Stated exercise 1
Render this sentence from the GAN training text into Spanish: "Spectral normalization prevents discriminator from becoming too strong:"
Stated exercise 2
Write out the part of the GAN training text starting at "self.conv2 = spectral_norm(nn.Conv2d(64, 128, 4, 2, 1))" and ending at "x = x.view(x.size(0), -1)", changing "leaky_relu" to "elu".

-- begin Selected extract --

Spectral Normalization for Stable GAN Training

Spectral normalization prevents discriminator from becoming too strong:

from torch.nn.utils import spectral_norm

class StableDiscriminator(nn.Module):
    def __init__(self):
        super().__init__()
        self.conv1 = spectral_norm(nn.Conv2d(1, 64, 4, 2, 1))
        self.conv2 = spectral_norm(nn.Conv2d(64, 128, 4, 2, 1))
        self.fc = spectral_norm(nn.Linear(128 * 8 * 8, 1))

    def forward(self, x):
        x = F.leaky_relu(self.conv1(x), 0.2)
        x = F.leaky_relu(self.conv2(x), 0.2)
        x = x.view(x.size(0), -1)
        return self.fc(x)

Wasserstein GAN (WGAN) Loss

WGAN uses Earth-Mover distance, providing better training stability:

# Replace sigmoid in discriminator with linear output
# Use -mean(real) + mean(fake) loss instead of BCE

def wgan_discriminator_loss(D_real, D_fake):
    return -torch.mean(D_real) + torch.mean(D_fake)

def wgan_generator_loss(D_fake):
    return -torch.mean(D_fake)

Conditional GANs (cGANs)

Generate images conditioned on class labels:

class ConditionalDCGANGenerator(nn.Module):
    def __init__(self, num_classes=10, latent_dim=100):
        super().__init__()
        self.embedding = nn.Embedding(num_classes, 100)
        # Concatenate class embedding with latent vector
        # Rest same as DCGAN but input dimension is 200

Production Considerations

Evaluation Metrics

For VAEs:

  • Reconstruction loss on test set
  • Likelihood estimate via IWAE (Importance Weighted Autoencoder)

-- end Selected extract --
-- begin Raw data --

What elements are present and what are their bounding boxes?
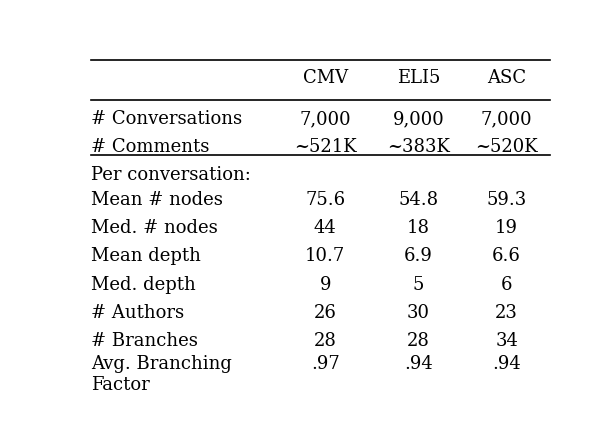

-- end Raw data --

Complete response 1
La normalización espectral evita que el discriminador se vuelva demasiado fuerte:

Complete response 2
self.conv2 = spectral_norm(nn.Conv2d(64, 128, 4, 2, 1))
        self.fc = spectral_norm(nn.Linear(128 * 8 * 8, 1))

    def forward(self, x):
        x = F.elu(self.conv1(x), 0.2)
        x = F.elu(self.conv2(x), 0.2)
        x = x.view(x.size(0), -1)